** Given instruction **
Extract every record, exactly as written, and ignore the pictures.

** Data entries **

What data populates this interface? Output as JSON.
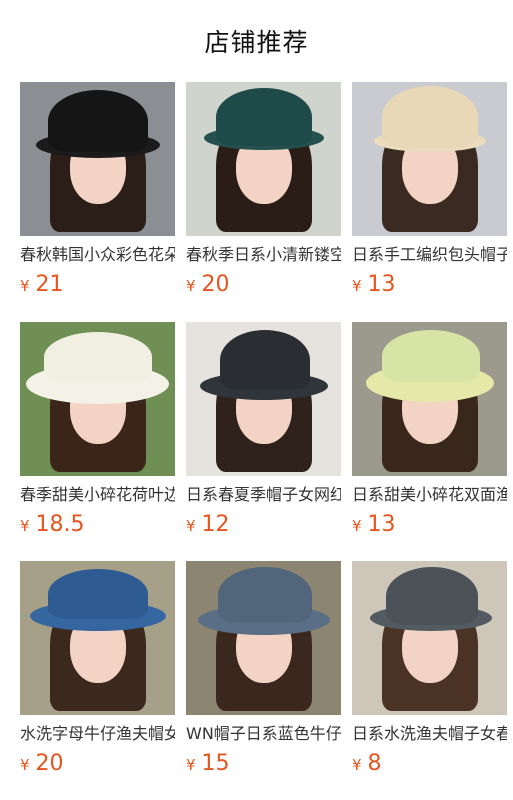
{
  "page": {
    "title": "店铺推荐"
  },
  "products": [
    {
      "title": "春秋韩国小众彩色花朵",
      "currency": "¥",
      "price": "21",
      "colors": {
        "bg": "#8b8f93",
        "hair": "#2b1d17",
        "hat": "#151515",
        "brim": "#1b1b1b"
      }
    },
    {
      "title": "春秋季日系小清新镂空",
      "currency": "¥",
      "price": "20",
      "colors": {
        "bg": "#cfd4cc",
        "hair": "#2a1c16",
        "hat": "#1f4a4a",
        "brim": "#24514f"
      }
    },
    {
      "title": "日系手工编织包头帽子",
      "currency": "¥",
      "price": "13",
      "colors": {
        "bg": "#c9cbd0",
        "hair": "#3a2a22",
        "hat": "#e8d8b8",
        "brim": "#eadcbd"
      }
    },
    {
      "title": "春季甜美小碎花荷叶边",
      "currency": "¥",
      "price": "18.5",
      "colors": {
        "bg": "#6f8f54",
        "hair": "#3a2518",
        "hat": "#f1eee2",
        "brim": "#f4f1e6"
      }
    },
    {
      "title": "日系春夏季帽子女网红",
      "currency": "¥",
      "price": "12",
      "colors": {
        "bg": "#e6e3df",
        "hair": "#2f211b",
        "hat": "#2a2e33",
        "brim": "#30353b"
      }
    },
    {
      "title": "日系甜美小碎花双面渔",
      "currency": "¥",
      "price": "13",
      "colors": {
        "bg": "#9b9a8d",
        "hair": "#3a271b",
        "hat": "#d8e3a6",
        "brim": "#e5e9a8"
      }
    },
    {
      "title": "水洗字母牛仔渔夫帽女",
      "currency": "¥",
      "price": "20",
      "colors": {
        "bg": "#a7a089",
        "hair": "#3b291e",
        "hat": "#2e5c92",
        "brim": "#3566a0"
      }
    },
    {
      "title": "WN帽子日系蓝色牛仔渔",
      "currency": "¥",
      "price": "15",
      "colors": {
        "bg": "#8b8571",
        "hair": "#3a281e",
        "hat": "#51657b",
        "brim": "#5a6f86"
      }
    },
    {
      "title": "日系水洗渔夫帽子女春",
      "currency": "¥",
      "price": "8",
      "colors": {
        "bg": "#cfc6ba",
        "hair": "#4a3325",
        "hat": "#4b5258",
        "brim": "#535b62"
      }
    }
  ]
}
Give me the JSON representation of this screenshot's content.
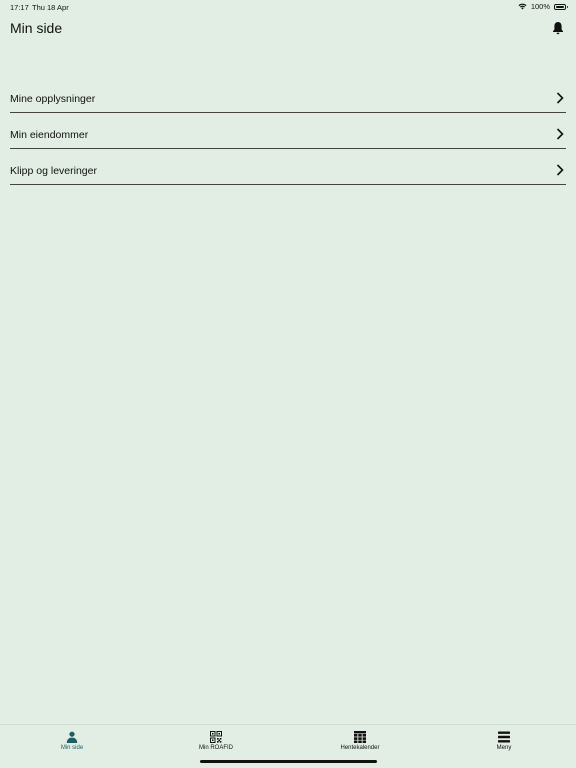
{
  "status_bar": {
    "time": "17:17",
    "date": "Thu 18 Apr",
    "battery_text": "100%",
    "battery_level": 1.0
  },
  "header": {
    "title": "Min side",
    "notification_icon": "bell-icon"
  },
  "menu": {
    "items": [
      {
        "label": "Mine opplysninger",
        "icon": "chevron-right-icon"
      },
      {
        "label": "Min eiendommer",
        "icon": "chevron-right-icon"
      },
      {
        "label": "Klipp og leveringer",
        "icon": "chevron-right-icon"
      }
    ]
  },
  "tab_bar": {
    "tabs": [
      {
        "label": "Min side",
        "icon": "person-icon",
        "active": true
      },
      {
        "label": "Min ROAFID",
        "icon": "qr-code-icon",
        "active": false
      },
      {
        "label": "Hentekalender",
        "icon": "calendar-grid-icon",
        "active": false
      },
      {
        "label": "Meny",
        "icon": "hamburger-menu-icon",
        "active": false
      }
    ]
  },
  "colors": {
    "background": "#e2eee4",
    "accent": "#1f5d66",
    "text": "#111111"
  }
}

** Written response **
What data populates this interface? Output as JSON.
{
  "page": {
    "title": "店铺推荐"
  },
  "products": [
    {
      "title": "春秋韩国小众彩色花朵",
      "currency": "¥",
      "price": "21",
      "colors": {
        "bg": "#8b8f93",
        "hair": "#2b1d17",
        "hat": "#151515",
        "brim": "#1b1b1b"
      }
    },
    {
      "title": "春秋季日系小清新镂空",
      "currency": "¥",
      "price": "20",
      "colors": {
        "bg": "#cfd4cc",
        "hair": "#2a1c16",
        "hat": "#1f4a4a",
        "brim": "#24514f"
      }
    },
    {
      "title": "日系手工编织包头帽子",
      "currency": "¥",
      "price": "13",
      "colors": {
        "bg": "#c9cbd0",
        "hair": "#3a2a22",
        "hat": "#e8d8b8",
        "brim": "#eadcbd"
      }
    },
    {
      "title": "春季甜美小碎花荷叶边",
      "currency": "¥",
      "price": "18.5",
      "colors": {
        "bg": "#6f8f54",
        "hair": "#3a2518",
        "hat": "#f1eee2",
        "brim": "#f4f1e6"
      }
    },
    {
      "title": "日系春夏季帽子女网红",
      "currency": "¥",
      "price": "12",
      "colors": {
        "bg": "#e6e3df",
        "hair": "#2f211b",
        "hat": "#2a2e33",
        "brim": "#30353b"
      }
    },
    {
      "title": "日系甜美小碎花双面渔",
      "currency": "¥",
      "price": "13",
      "colors": {
        "bg": "#9b9a8d",
        "hair": "#3a271b",
        "hat": "#d8e3a6",
        "brim": "#e5e9a8"
      }
    },
    {
      "title": "水洗字母牛仔渔夫帽女",
      "currency": "¥",
      "price": "20",
      "colors": {
        "bg": "#a7a089",
        "hair": "#3b291e",
        "hat": "#2e5c92",
        "brim": "#3566a0"
      }
    },
    {
      "title": "WN帽子日系蓝色牛仔渔",
      "currency": "¥",
      "price": "15",
      "colors": {
        "bg": "#8b8571",
        "hair": "#3a281e",
        "hat": "#51657b",
        "brim": "#5a6f86"
      }
    },
    {
      "title": "日系水洗渔夫帽子女春",
      "currency": "¥",
      "price": "8",
      "colors": {
        "bg": "#cfc6ba",
        "hair": "#4a3325",
        "hat": "#4b5258",
        "brim": "#535b62"
      }
    }
  ]
}
Give me the JSON representation of this screenshot's content.
{
  "status_bar": {
    "time": "17:17",
    "date": "Thu 18 Apr",
    "battery_text": "100%",
    "battery_level": 1.0
  },
  "header": {
    "title": "Min side",
    "notification_icon": "bell-icon"
  },
  "menu": {
    "items": [
      {
        "label": "Mine opplysninger",
        "icon": "chevron-right-icon"
      },
      {
        "label": "Min eiendommer",
        "icon": "chevron-right-icon"
      },
      {
        "label": "Klipp og leveringer",
        "icon": "chevron-right-icon"
      }
    ]
  },
  "tab_bar": {
    "tabs": [
      {
        "label": "Min side",
        "icon": "person-icon",
        "active": true
      },
      {
        "label": "Min ROAFID",
        "icon": "qr-code-icon",
        "active": false
      },
      {
        "label": "Hentekalender",
        "icon": "calendar-grid-icon",
        "active": false
      },
      {
        "label": "Meny",
        "icon": "hamburger-menu-icon",
        "active": false
      }
    ]
  },
  "colors": {
    "background": "#e2eee4",
    "accent": "#1f5d66",
    "text": "#111111"
  }
}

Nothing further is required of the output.